[Some records]
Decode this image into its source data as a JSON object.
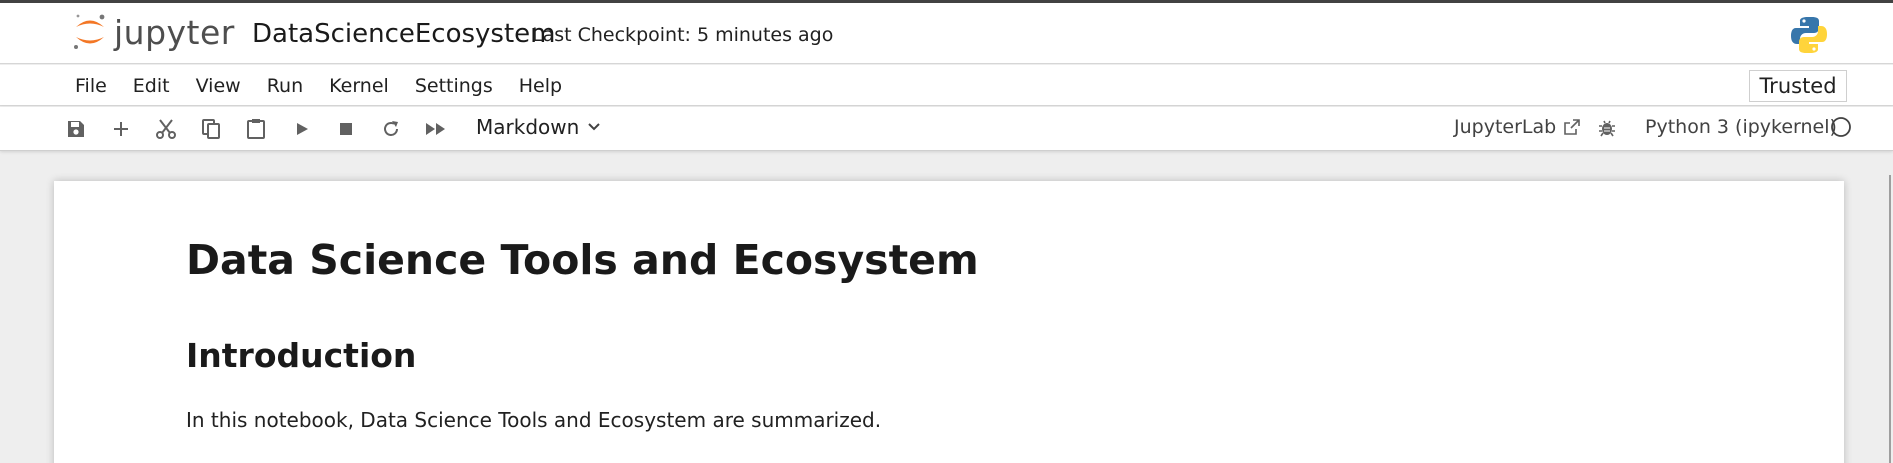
{
  "header": {
    "logo_text": "jupyter",
    "notebook_title": "DataScienceEcosystem",
    "checkpoint": "Last Checkpoint: 5 minutes ago"
  },
  "menubar": {
    "items": [
      "File",
      "Edit",
      "View",
      "Run",
      "Kernel",
      "Settings",
      "Help"
    ],
    "trusted": "Trusted"
  },
  "toolbar": {
    "buttons": [
      "save-icon",
      "add-cell-icon",
      "cut-icon",
      "copy-icon",
      "paste-icon",
      "run-icon",
      "stop-icon",
      "restart-icon",
      "fast-forward-icon"
    ],
    "cell_type": "Markdown",
    "jupyterlab_link": "JupyterLab",
    "kernel_name": "Python 3 (ipykernel)"
  },
  "notebook": {
    "heading1": "Data Science Tools and Ecosystem",
    "heading2": "Introduction",
    "paragraph": "In this notebook, Data Science Tools and Ecosystem are summarized."
  },
  "colors": {
    "jupyter_orange": "#F37726",
    "python_blue": "#3776AB",
    "python_yellow": "#FFD43B"
  }
}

What to work on »
Without the pictures, write out the whole listing above exactly as it appears.

Solution for this problem »
Decode this image into its source data as a JSON object.
{
  "header": {
    "logo_text": "jupyter",
    "notebook_title": "DataScienceEcosystem",
    "checkpoint": "Last Checkpoint: 5 minutes ago"
  },
  "menubar": {
    "items": [
      "File",
      "Edit",
      "View",
      "Run",
      "Kernel",
      "Settings",
      "Help"
    ],
    "trusted": "Trusted"
  },
  "toolbar": {
    "buttons": [
      "save-icon",
      "add-cell-icon",
      "cut-icon",
      "copy-icon",
      "paste-icon",
      "run-icon",
      "stop-icon",
      "restart-icon",
      "fast-forward-icon"
    ],
    "cell_type": "Markdown",
    "jupyterlab_link": "JupyterLab",
    "kernel_name": "Python 3 (ipykernel)"
  },
  "notebook": {
    "heading1": "Data Science Tools and Ecosystem",
    "heading2": "Introduction",
    "paragraph": "In this notebook, Data Science Tools and Ecosystem are summarized."
  },
  "colors": {
    "jupyter_orange": "#F37726",
    "python_blue": "#3776AB",
    "python_yellow": "#FFD43B"
  }
}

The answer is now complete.